• [EXERCISE DETAILS] In the listing below, find every line containing "program" and copy it out.

_ _ _ _

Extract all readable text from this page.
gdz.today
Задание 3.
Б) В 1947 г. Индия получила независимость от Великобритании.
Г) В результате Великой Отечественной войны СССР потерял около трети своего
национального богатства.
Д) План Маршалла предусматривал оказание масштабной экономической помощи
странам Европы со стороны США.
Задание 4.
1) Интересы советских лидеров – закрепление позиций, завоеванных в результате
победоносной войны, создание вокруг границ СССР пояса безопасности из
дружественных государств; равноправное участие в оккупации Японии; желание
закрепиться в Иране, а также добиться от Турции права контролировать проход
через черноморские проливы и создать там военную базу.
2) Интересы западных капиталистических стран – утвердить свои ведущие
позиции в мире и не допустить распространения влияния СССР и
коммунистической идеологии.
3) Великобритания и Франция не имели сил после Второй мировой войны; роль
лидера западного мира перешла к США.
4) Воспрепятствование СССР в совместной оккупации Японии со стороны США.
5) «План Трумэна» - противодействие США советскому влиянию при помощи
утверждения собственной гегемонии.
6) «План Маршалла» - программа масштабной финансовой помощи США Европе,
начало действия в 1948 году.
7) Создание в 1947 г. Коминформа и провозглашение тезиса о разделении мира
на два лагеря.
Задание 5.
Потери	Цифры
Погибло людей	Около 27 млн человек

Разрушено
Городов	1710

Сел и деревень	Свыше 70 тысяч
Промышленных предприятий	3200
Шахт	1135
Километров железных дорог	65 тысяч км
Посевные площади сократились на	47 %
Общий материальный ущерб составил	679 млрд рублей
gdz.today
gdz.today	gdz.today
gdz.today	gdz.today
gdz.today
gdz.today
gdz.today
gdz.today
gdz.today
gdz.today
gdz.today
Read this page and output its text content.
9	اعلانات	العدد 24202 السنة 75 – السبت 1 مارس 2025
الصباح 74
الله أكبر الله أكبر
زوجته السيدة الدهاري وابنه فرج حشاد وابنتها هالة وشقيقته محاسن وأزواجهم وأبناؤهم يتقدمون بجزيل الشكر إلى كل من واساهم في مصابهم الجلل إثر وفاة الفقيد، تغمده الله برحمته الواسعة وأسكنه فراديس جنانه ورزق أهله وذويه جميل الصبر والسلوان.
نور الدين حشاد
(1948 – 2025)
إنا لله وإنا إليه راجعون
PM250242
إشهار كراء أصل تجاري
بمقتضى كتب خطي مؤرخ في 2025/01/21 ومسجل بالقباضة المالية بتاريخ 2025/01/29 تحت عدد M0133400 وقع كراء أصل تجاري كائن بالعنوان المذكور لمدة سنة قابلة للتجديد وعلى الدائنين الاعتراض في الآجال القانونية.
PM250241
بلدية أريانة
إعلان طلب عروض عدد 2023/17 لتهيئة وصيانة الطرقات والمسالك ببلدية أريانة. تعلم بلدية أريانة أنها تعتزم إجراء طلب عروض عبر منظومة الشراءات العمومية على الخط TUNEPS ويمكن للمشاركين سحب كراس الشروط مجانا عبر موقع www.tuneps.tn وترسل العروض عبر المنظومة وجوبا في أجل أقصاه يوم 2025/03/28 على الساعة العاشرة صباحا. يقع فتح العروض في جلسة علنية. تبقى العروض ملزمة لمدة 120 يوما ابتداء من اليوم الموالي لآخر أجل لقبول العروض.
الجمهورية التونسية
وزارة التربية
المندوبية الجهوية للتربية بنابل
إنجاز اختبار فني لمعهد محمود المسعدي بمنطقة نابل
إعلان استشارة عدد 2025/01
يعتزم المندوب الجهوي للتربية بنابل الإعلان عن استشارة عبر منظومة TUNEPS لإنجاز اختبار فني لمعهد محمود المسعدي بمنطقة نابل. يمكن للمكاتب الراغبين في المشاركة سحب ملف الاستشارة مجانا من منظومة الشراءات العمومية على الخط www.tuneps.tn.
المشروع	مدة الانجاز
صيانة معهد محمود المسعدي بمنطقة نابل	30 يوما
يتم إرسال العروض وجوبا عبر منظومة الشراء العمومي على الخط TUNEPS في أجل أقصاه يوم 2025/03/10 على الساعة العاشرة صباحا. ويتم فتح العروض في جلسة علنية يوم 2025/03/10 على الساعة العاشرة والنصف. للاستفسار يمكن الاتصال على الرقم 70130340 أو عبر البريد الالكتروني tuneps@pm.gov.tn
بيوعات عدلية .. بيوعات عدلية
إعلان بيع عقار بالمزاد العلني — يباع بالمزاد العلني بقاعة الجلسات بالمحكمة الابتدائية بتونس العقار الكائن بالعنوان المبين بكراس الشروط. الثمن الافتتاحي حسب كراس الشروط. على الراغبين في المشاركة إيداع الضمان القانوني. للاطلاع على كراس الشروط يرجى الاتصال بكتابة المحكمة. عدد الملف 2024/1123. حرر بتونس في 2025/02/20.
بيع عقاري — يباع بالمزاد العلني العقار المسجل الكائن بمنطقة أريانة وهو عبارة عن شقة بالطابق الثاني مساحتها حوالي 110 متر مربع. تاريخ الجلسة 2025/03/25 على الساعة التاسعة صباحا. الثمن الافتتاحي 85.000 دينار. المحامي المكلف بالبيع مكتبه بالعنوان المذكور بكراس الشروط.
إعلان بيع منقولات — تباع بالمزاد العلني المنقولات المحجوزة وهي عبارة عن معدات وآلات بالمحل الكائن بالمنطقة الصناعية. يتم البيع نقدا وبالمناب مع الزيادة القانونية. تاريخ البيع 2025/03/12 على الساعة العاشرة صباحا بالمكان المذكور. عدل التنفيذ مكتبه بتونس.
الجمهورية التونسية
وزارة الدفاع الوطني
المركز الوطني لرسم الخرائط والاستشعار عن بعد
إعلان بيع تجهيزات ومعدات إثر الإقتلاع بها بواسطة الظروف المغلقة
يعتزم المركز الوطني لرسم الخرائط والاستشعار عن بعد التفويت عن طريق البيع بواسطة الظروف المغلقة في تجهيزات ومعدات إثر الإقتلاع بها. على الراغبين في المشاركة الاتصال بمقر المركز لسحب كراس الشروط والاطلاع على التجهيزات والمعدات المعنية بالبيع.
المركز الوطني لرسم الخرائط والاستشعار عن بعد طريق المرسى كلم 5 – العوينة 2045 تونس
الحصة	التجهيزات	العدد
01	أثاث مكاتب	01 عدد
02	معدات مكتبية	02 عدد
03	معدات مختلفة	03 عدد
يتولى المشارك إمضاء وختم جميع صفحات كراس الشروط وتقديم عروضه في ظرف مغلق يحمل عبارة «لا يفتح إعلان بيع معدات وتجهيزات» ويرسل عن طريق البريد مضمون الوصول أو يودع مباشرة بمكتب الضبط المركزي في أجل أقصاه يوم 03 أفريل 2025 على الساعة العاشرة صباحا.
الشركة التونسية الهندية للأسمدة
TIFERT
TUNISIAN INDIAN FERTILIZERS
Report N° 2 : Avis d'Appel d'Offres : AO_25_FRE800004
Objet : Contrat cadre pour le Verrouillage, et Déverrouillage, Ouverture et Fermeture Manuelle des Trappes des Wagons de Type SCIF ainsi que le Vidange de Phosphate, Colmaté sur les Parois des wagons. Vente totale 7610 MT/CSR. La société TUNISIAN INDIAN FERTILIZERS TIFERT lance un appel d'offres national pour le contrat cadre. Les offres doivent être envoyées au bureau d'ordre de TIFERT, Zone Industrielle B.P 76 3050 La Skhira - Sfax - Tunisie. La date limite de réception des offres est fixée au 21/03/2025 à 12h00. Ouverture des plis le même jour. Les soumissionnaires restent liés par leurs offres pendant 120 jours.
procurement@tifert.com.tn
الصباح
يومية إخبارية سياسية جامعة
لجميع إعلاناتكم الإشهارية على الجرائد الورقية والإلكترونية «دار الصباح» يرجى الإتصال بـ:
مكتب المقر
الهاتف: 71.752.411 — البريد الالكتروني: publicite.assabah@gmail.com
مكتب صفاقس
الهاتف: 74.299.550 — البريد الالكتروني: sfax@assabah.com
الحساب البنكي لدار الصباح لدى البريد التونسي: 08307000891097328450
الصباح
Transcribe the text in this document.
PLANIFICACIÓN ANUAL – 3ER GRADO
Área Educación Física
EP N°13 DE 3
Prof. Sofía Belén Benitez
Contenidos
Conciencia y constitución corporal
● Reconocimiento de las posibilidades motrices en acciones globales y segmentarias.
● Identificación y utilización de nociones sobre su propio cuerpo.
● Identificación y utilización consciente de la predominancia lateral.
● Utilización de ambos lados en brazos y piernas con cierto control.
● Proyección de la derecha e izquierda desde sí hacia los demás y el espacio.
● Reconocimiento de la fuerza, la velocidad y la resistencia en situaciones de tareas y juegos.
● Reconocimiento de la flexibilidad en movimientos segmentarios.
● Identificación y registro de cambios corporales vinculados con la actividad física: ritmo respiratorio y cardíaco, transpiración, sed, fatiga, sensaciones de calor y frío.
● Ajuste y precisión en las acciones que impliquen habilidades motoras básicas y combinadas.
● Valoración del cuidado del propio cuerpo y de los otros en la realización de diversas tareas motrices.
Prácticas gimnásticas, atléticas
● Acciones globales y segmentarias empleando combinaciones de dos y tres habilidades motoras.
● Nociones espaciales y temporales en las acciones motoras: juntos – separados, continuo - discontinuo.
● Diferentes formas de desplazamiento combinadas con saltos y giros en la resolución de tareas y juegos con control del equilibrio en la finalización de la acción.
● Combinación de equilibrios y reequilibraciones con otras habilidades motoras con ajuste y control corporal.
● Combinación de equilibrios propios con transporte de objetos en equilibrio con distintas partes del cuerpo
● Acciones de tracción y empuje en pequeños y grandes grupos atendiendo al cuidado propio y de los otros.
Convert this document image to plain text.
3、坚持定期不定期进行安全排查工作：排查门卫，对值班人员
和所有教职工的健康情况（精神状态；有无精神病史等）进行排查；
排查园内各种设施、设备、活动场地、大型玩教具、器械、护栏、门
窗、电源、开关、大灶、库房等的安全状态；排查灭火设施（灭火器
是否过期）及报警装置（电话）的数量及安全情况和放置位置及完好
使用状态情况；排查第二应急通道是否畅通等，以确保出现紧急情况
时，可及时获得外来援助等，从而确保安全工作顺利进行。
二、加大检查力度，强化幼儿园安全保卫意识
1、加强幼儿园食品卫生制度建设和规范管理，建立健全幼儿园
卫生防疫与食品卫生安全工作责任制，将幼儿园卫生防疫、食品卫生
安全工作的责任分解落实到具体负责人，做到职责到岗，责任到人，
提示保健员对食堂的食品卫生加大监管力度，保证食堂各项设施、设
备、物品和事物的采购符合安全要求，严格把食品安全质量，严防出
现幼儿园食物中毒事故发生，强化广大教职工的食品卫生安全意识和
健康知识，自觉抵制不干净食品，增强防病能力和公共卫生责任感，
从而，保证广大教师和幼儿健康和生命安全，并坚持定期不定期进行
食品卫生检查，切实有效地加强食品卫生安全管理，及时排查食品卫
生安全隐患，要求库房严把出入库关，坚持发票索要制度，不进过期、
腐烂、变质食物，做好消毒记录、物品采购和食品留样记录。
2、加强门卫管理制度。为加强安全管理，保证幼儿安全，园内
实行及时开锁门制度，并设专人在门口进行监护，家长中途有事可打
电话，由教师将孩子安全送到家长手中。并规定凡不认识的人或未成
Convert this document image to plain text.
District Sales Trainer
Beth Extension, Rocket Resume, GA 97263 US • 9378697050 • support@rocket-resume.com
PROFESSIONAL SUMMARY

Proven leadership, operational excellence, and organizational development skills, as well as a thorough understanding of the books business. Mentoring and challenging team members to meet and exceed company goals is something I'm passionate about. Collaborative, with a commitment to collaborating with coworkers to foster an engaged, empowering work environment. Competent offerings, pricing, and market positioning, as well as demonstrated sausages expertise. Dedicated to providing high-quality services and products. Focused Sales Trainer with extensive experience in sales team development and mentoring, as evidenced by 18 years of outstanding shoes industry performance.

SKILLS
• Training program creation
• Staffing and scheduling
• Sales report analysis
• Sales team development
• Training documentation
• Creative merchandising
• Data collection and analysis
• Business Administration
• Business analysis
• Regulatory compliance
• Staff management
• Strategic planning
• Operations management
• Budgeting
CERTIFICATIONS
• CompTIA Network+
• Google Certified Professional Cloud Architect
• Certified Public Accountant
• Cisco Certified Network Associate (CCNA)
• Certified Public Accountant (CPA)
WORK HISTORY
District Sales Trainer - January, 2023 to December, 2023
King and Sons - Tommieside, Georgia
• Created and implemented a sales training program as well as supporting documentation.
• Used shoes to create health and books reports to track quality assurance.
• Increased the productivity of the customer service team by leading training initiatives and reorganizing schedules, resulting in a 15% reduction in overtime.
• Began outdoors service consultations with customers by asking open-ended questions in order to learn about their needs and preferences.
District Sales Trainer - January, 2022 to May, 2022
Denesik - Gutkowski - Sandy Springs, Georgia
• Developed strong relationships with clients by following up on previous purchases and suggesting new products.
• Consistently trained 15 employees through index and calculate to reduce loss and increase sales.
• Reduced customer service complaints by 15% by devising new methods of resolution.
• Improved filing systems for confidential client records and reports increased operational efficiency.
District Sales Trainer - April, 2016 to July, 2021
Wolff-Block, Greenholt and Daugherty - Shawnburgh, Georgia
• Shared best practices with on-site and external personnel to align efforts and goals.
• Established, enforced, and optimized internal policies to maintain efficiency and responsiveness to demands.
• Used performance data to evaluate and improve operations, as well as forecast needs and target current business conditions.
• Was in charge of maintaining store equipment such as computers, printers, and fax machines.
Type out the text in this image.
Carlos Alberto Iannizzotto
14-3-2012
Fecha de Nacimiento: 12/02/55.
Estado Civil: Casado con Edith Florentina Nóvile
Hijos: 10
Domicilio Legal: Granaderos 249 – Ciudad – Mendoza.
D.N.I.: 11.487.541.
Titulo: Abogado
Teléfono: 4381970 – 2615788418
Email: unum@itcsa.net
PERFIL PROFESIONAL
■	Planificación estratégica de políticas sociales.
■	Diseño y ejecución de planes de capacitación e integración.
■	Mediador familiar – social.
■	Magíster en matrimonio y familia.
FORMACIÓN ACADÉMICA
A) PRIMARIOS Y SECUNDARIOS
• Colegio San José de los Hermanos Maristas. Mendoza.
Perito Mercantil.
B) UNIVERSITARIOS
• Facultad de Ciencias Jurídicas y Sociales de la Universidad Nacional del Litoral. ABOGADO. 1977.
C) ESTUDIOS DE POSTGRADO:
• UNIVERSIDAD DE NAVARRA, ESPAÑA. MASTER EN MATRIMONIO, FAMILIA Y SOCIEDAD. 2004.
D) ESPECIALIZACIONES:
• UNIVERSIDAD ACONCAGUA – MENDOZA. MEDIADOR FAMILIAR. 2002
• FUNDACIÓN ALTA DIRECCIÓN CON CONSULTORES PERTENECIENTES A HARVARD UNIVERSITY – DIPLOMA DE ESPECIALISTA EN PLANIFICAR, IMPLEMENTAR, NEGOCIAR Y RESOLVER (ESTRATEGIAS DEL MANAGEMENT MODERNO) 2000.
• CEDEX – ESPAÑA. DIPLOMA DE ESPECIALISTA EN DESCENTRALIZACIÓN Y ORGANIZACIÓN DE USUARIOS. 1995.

_ _ _ _

• [EXERCISE SOLUTION]
• Training program creation
• Created and implemented a sales training program as well as supporting documentation.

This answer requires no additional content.